PROBLEM REQUIREMENTS:
Work out how many lines of the listing hold "will", then state only that count.

SUPPLIED MATERIAL:
§

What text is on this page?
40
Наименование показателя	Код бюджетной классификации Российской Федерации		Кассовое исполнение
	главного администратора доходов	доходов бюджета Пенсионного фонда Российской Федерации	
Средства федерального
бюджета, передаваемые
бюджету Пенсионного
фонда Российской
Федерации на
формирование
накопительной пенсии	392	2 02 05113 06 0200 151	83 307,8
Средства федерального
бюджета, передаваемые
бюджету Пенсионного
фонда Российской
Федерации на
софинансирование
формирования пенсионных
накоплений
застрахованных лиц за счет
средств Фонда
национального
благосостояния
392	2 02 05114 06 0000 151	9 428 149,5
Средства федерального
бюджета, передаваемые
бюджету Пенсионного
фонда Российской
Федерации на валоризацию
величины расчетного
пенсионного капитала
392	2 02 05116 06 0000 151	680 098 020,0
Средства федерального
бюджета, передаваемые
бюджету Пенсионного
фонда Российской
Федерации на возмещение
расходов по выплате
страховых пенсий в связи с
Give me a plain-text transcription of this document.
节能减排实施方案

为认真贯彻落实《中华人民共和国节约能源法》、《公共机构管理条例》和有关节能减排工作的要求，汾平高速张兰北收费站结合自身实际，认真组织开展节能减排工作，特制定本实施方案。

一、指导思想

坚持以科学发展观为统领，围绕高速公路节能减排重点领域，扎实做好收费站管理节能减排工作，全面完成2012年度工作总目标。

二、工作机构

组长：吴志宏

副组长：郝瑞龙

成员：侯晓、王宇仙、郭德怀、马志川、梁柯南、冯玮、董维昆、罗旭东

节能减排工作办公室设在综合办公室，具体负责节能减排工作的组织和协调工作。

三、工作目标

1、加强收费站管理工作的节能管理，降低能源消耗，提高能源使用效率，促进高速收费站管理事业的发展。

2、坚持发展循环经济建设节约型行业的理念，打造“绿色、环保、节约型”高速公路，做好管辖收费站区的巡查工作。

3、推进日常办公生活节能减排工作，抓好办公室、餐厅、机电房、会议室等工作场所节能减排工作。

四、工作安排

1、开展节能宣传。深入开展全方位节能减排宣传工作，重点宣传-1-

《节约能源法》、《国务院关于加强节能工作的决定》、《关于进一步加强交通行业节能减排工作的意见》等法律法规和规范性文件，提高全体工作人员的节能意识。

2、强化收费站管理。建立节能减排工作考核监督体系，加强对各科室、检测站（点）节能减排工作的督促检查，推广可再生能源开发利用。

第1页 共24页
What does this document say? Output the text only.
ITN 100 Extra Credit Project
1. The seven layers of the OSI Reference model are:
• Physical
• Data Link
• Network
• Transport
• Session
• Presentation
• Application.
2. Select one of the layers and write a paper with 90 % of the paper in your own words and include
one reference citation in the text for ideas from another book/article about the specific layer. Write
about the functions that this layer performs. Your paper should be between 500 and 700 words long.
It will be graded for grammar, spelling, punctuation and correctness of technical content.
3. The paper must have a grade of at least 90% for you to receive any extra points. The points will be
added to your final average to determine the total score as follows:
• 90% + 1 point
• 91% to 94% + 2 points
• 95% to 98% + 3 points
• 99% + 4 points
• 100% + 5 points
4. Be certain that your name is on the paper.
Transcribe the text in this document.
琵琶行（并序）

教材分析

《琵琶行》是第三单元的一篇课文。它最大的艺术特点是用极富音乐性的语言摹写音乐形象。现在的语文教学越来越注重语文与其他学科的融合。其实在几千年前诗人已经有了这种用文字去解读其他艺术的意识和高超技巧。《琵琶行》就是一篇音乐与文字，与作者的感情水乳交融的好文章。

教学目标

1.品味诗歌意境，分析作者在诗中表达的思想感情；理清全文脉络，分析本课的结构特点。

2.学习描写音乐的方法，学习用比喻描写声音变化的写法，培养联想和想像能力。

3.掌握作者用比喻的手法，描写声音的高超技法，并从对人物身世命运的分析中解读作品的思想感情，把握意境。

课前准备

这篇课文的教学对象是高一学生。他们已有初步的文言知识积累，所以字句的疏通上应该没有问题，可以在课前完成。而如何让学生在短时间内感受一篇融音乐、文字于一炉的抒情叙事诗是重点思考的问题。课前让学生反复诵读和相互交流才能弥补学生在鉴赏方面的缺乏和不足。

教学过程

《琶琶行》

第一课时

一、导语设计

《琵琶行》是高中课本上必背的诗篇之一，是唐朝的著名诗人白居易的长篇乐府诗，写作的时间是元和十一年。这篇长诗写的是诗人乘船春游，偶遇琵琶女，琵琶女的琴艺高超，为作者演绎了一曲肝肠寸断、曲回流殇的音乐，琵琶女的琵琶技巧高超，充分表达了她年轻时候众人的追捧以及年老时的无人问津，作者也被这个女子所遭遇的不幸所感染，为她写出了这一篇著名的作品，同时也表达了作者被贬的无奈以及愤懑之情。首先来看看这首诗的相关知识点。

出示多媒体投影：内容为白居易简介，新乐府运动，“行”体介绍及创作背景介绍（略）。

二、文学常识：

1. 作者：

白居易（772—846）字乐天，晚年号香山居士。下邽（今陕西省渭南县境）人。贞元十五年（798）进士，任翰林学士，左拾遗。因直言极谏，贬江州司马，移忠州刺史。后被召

§

FINISHED ANSWER:
2